begin Data section
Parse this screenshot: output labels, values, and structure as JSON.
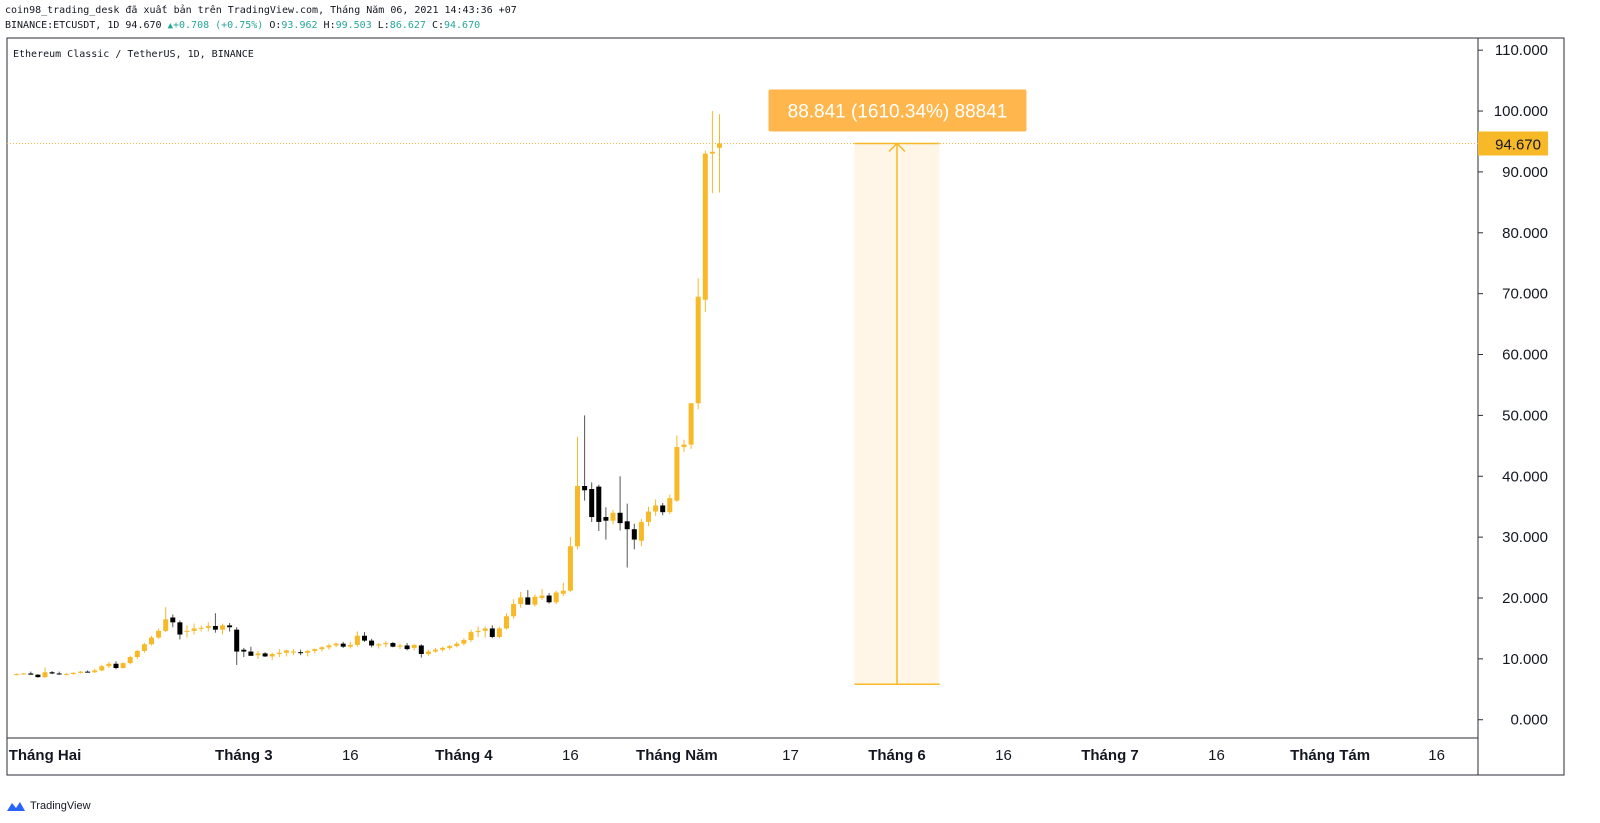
{
  "header": {
    "line1": "coin98_trading_desk đã xuất bản trên TradingView.com, Tháng Năm 06, 2021 14:43:36 +07",
    "symbol": "BINANCE:ETCUSDT, 1D 94.670",
    "change": "+0.708 (+0.75%)",
    "o_label": "O:",
    "o_value": "93.962",
    "h_label": "H:",
    "h_value": "99.503",
    "l_label": "L:",
    "l_value": "86.627",
    "c_label": "C:",
    "c_value": "94.670"
  },
  "footer": {
    "brand": "TradingView"
  },
  "colors": {
    "up": "#f7b928",
    "down": "#000000",
    "accent": "#ffb74d",
    "zone": "#fff6e8",
    "last_price_bg": "#f7b928"
  },
  "chart_data": {
    "type": "candlestick",
    "title": "Ethereum Classic / TetherUS, 1D, BINANCE",
    "ylim": [
      -3,
      112
    ],
    "y_ticks": [
      "0.000",
      "10.000",
      "20.000",
      "30.000",
      "40.000",
      "50.000",
      "60.000",
      "70.000",
      "80.000",
      "90.000",
      "100.000",
      "110.000"
    ],
    "y_tick_values": [
      0,
      10,
      20,
      30,
      40,
      50,
      60,
      70,
      80,
      90,
      100,
      110
    ],
    "last_price": {
      "label": "94.670",
      "value": 94.67
    },
    "x_labels": [
      {
        "label": "Tháng Hai",
        "x": 0,
        "bold": true
      },
      {
        "label": "Tháng 3",
        "x": 28,
        "bold": true
      },
      {
        "label": "16",
        "x": 43,
        "bold": false
      },
      {
        "label": "Tháng 4",
        "x": 59,
        "bold": true
      },
      {
        "label": "16",
        "x": 74,
        "bold": false
      },
      {
        "label": "Tháng Năm",
        "x": 89,
        "bold": true
      },
      {
        "label": "17",
        "x": 105,
        "bold": false
      },
      {
        "label": "Tháng 6",
        "x": 120,
        "bold": true
      },
      {
        "label": "16",
        "x": 135,
        "bold": false
      },
      {
        "label": "Tháng 7",
        "x": 150,
        "bold": true
      },
      {
        "label": "16",
        "x": 165,
        "bold": false
      },
      {
        "label": "Tháng Tám",
        "x": 181,
        "bold": true
      },
      {
        "label": "16",
        "x": 196,
        "bold": false
      }
    ],
    "candles": [
      [
        -4,
        7.4,
        7.6,
        7.3,
        7.5
      ],
      [
        -3,
        7.5,
        7.7,
        7.4,
        7.6
      ],
      [
        -2,
        7.6,
        7.9,
        7.5,
        7.4
      ],
      [
        -1,
        7.4,
        7.5,
        6.9,
        7.0
      ],
      [
        0,
        7.0,
        8.6,
        6.9,
        7.8
      ],
      [
        1,
        7.8,
        8.0,
        7.5,
        7.6
      ],
      [
        2,
        7.6,
        7.9,
        7.4,
        7.5
      ],
      [
        3,
        7.5,
        7.7,
        7.4,
        7.5
      ],
      [
        4,
        7.5,
        7.8,
        7.4,
        7.7
      ],
      [
        5,
        7.7,
        8.0,
        7.6,
        7.9
      ],
      [
        6,
        7.9,
        8.1,
        7.8,
        7.8
      ],
      [
        7,
        7.8,
        8.4,
        7.7,
        8.1
      ],
      [
        8,
        8.1,
        9.0,
        8.0,
        8.8
      ],
      [
        9,
        8.8,
        9.5,
        8.5,
        9.2
      ],
      [
        10,
        9.2,
        9.6,
        8.3,
        8.5
      ],
      [
        11,
        8.5,
        9.4,
        8.4,
        9.3
      ],
      [
        12,
        9.3,
        10.5,
        9.1,
        10.3
      ],
      [
        13,
        10.3,
        11.5,
        10.0,
        11.3
      ],
      [
        14,
        11.3,
        12.6,
        11.0,
        12.4
      ],
      [
        15,
        12.4,
        13.8,
        12.2,
        13.5
      ],
      [
        16,
        13.5,
        15.0,
        13.3,
        14.6
      ],
      [
        17,
        14.6,
        18.5,
        14.4,
        16.5
      ],
      [
        18,
        16.8,
        17.3,
        15.2,
        16.0
      ],
      [
        19,
        16.0,
        16.3,
        13.2,
        14.0
      ],
      [
        20,
        14.5,
        15.5,
        13.5,
        14.6
      ],
      [
        21,
        14.6,
        15.8,
        14.0,
        15.0
      ],
      [
        22,
        15.0,
        15.5,
        14.5,
        15.1
      ],
      [
        23,
        15.1,
        16.0,
        14.5,
        15.4
      ],
      [
        24,
        15.4,
        17.5,
        14.3,
        14.8
      ],
      [
        25,
        14.8,
        15.8,
        14.0,
        15.5
      ],
      [
        26,
        15.5,
        15.9,
        14.5,
        15.2
      ],
      [
        27,
        14.8,
        15.2,
        9.0,
        11.2
      ],
      [
        28,
        11.5,
        11.8,
        10.3,
        11.2
      ],
      [
        29,
        11.2,
        12.0,
        10.6,
        10.5
      ],
      [
        30,
        10.6,
        11.3,
        10.0,
        10.9
      ],
      [
        31,
        10.9,
        11.1,
        10.3,
        10.4
      ],
      [
        32,
        10.4,
        11.0,
        9.8,
        10.8
      ],
      [
        33,
        10.8,
        11.6,
        10.3,
        11.0
      ],
      [
        34,
        11.0,
        11.5,
        10.4,
        11.4
      ],
      [
        35,
        11.2,
        11.6,
        10.6,
        11.2
      ],
      [
        36,
        11.1,
        11.5,
        10.6,
        11.0
      ],
      [
        37,
        11.0,
        11.5,
        10.4,
        11.3
      ],
      [
        38,
        11.3,
        11.7,
        10.9,
        11.6
      ],
      [
        39,
        11.6,
        12.1,
        11.2,
        11.9
      ],
      [
        40,
        11.9,
        12.5,
        11.5,
        12.2
      ],
      [
        41,
        12.2,
        12.7,
        11.9,
        12.5
      ],
      [
        42,
        12.5,
        12.8,
        11.8,
        12.0
      ],
      [
        43,
        12.0,
        12.8,
        11.7,
        12.3
      ],
      [
        44,
        12.3,
        14.5,
        12.0,
        13.8
      ],
      [
        45,
        13.8,
        14.4,
        12.8,
        13.0
      ],
      [
        46,
        13.0,
        13.3,
        11.9,
        12.2
      ],
      [
        47,
        12.2,
        12.6,
        11.7,
        12.4
      ],
      [
        48,
        12.4,
        12.9,
        11.9,
        12.6
      ],
      [
        49,
        12.6,
        12.8,
        11.9,
        12.0
      ],
      [
        50,
        12.0,
        12.5,
        11.6,
        12.2
      ],
      [
        51,
        12.2,
        12.6,
        11.4,
        11.6
      ],
      [
        52,
        11.8,
        12.4,
        11.4,
        12.3
      ],
      [
        53,
        12.2,
        12.4,
        10.2,
        10.8
      ],
      [
        54,
        10.8,
        11.5,
        10.5,
        11.2
      ],
      [
        55,
        11.2,
        11.8,
        11.0,
        11.5
      ],
      [
        56,
        11.5,
        12.0,
        11.2,
        11.8
      ],
      [
        57,
        11.8,
        12.3,
        11.5,
        12.1
      ],
      [
        58,
        12.1,
        12.8,
        11.9,
        12.5
      ],
      [
        59,
        12.5,
        13.4,
        12.2,
        13.1
      ],
      [
        60,
        13.1,
        14.8,
        12.8,
        14.4
      ],
      [
        61,
        14.4,
        15.3,
        13.6,
        14.6
      ],
      [
        62,
        14.6,
        15.3,
        13.5,
        15.0
      ],
      [
        63,
        15.0,
        15.5,
        13.4,
        13.6
      ],
      [
        64,
        13.6,
        15.3,
        13.4,
        15.0
      ],
      [
        65,
        15.0,
        17.5,
        14.8,
        17.0
      ],
      [
        66,
        17.0,
        19.8,
        16.6,
        19.0
      ],
      [
        67,
        19.0,
        21.0,
        18.4,
        20.1
      ],
      [
        68,
        20.1,
        21.3,
        19.0,
        18.9
      ],
      [
        69,
        18.9,
        20.6,
        18.6,
        20.2
      ],
      [
        70,
        20.0,
        21.5,
        19.7,
        20.4
      ],
      [
        71,
        20.4,
        20.8,
        19.1,
        19.3
      ],
      [
        72,
        19.3,
        21.2,
        19.0,
        20.9
      ],
      [
        73,
        20.7,
        22.5,
        20.3,
        21.2
      ],
      [
        74,
        21.2,
        30.0,
        21.0,
        28.5
      ],
      [
        75,
        28.5,
        46.5,
        28.0,
        38.4
      ],
      [
        76,
        38.4,
        50.0,
        36.0,
        37.7
      ],
      [
        77,
        37.9,
        39.0,
        32.5,
        33.3
      ],
      [
        78,
        38.3,
        38.6,
        31.0,
        32.5
      ],
      [
        79,
        33.3,
        34.9,
        29.6,
        32.7
      ],
      [
        80,
        32.7,
        34.5,
        32.1,
        34.0
      ],
      [
        81,
        34.0,
        40.0,
        31.1,
        32.3
      ],
      [
        82,
        32.6,
        35.5,
        25.0,
        31.3
      ],
      [
        83,
        31.3,
        32.2,
        28.0,
        29.6
      ],
      [
        84,
        29.4,
        33.0,
        28.5,
        32.5
      ],
      [
        85,
        32.5,
        35.0,
        31.8,
        34.2
      ],
      [
        86,
        34.2,
        36.2,
        33.5,
        35.2
      ],
      [
        87,
        35.2,
        35.6,
        33.6,
        34.1
      ],
      [
        88,
        34.1,
        37.0,
        33.8,
        36.4
      ],
      [
        89,
        36.0,
        46.7,
        35.8,
        44.8
      ],
      [
        90,
        44.8,
        46.0,
        44.0,
        45.2
      ],
      [
        91,
        45.2,
        52.0,
        44.5,
        52.0
      ],
      [
        92,
        52.0,
        72.5,
        51.0,
        69.5
      ],
      [
        93,
        69.0,
        93.5,
        67.0,
        93.0
      ],
      [
        94,
        93.0,
        100.0,
        86.5,
        93.3
      ],
      [
        95,
        93.962,
        99.503,
        86.627,
        94.67
      ]
    ],
    "measure": {
      "label": "88.841 (1610.34%) 88841",
      "from_value": 5.83,
      "to_value": 94.67,
      "from_x": 114,
      "to_x": 126
    }
  }
}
end Data section
How many lines in the records hold the string "BINANCE"? Reply with the number alone.

2